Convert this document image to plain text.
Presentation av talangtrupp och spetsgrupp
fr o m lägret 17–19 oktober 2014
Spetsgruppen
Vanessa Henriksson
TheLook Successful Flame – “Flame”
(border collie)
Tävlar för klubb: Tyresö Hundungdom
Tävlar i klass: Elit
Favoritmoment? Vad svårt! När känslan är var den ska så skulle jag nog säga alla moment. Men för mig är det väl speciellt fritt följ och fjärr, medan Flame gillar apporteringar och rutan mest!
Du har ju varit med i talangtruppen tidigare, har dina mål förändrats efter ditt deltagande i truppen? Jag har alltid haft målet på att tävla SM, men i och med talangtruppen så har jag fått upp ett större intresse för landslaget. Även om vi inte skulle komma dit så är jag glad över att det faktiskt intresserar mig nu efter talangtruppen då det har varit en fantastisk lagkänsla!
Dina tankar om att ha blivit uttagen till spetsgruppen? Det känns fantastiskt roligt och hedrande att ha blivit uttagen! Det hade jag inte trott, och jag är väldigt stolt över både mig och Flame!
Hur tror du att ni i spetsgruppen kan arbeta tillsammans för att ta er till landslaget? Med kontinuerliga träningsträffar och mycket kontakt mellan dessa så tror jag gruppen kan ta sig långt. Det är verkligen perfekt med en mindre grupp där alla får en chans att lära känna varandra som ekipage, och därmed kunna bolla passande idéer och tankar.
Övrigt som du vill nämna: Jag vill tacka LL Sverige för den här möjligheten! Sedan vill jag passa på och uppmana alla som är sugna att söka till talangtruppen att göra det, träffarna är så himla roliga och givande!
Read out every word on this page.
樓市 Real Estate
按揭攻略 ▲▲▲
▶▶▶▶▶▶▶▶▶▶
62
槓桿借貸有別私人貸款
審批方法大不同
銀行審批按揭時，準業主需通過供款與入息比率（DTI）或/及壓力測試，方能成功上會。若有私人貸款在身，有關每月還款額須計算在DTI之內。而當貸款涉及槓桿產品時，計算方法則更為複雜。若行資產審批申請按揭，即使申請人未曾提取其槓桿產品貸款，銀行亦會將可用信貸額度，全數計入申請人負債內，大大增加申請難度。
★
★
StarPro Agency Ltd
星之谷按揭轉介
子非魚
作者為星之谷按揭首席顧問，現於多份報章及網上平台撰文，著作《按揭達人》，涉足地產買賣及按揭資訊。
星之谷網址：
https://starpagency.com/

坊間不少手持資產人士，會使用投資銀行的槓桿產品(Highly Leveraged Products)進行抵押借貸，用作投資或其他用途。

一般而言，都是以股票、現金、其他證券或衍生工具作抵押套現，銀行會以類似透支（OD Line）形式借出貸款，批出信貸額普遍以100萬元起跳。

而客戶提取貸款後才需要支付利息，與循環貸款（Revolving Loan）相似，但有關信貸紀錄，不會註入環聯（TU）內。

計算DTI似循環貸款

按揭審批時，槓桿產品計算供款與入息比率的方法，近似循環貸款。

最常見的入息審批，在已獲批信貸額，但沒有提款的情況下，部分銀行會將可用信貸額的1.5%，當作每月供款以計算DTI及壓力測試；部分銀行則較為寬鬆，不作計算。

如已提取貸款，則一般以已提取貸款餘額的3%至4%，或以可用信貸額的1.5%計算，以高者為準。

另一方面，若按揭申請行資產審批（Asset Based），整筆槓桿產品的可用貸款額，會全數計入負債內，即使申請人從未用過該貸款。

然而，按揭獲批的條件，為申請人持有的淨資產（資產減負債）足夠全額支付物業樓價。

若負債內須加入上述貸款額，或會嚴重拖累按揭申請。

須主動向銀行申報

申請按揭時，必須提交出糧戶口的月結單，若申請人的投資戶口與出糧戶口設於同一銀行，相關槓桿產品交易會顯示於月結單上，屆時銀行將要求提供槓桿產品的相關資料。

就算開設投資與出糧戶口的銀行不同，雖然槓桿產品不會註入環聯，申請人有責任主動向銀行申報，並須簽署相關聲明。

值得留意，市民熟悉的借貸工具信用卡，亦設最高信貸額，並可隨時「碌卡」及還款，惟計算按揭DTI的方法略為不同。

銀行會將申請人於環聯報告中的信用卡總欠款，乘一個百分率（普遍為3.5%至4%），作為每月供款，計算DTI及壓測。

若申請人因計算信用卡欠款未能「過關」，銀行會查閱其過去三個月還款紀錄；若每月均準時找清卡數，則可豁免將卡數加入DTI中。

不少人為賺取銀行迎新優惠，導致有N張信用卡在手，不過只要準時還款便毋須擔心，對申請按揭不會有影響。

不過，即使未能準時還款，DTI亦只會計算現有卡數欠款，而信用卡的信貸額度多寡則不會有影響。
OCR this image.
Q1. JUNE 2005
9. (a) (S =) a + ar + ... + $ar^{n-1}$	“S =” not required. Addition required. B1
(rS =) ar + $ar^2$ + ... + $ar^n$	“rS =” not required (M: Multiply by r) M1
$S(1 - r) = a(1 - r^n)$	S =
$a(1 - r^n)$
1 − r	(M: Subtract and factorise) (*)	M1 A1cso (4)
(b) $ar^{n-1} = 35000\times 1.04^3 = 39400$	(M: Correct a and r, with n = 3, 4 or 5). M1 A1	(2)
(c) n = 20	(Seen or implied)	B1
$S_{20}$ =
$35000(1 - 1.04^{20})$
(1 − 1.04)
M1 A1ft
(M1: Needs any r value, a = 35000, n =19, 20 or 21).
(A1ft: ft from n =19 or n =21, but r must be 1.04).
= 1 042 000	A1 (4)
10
......
List all lines holding the string "över".

## WRITTEN RESPONSE
Du har ju varit med i talangtruppen tidigare, har dina mål förändrats efter ditt deltagande i truppen? Jag har alltid haft målet på att tävla SM, men i och med talangtruppen så har jag fått upp ett större intresse för landslaget. Även om vi inte skulle komma dit så är jag glad över att det faktiskt intresserar mig nu efter talangtruppen då det har varit en fantastisk lagkänsla!
Dina tankar om att ha blivit uttagen till spetsgruppen? Det känns fantastiskt roligt och hedrande att ha blivit uttagen! Det hade jag inte trott, och jag är väldigt stolt över både mig och Flame!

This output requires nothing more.